Problem to work on:
Filter the data for lines with the word "Reallocated", then copy every line so identified.
─── Provided material
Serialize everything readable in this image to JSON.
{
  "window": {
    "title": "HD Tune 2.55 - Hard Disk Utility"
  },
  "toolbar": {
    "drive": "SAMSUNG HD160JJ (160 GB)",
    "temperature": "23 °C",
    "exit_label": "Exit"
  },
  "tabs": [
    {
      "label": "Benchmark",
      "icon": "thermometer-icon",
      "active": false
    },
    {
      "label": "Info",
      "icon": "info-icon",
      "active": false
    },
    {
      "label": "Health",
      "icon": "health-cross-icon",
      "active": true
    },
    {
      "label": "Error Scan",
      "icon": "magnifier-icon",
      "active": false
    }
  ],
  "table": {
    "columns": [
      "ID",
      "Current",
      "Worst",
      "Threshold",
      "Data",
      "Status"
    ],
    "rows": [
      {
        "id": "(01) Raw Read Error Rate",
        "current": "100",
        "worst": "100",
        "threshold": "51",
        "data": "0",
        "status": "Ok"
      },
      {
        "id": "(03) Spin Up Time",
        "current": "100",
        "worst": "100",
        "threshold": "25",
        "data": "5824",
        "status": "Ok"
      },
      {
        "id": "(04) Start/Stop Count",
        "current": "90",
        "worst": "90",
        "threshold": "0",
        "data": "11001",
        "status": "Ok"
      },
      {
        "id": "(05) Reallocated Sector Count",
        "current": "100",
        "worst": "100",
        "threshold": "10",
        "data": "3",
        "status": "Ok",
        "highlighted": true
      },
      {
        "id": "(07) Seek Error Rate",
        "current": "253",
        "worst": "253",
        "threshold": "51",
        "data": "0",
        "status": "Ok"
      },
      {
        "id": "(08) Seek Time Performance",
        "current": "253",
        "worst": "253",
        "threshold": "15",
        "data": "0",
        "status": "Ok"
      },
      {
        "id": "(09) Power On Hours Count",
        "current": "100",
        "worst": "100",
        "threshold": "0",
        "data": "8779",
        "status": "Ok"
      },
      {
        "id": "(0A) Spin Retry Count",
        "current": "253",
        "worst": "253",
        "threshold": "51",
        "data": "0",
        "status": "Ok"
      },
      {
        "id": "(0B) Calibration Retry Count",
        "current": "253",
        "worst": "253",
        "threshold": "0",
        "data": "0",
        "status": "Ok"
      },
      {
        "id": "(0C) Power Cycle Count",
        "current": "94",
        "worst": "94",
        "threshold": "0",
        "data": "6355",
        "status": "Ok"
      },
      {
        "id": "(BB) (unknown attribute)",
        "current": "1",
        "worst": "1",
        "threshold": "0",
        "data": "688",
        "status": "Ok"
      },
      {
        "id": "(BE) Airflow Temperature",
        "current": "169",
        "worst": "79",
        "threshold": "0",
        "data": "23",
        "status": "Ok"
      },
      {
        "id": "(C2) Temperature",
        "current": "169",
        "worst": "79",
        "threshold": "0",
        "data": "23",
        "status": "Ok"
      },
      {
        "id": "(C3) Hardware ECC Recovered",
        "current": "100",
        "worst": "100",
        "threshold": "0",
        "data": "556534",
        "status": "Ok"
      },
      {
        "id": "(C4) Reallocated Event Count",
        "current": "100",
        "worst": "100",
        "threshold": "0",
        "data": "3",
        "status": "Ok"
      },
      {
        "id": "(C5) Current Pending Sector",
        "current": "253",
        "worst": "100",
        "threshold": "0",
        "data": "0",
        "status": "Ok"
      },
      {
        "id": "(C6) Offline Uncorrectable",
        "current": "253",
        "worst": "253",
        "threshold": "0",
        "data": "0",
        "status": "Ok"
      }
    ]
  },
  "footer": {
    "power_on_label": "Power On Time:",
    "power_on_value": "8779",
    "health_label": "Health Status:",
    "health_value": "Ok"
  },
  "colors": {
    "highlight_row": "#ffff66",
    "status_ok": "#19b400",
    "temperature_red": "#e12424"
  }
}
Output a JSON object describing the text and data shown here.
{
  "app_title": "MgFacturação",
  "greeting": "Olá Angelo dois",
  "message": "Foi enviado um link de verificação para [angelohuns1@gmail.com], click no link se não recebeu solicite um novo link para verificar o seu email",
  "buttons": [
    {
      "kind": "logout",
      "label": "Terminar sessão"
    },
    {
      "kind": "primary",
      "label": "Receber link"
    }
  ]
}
──────
Task output:
        "id": "(05) Reallocated Sector Count",
        "id": "(C4) Reallocated Event Count",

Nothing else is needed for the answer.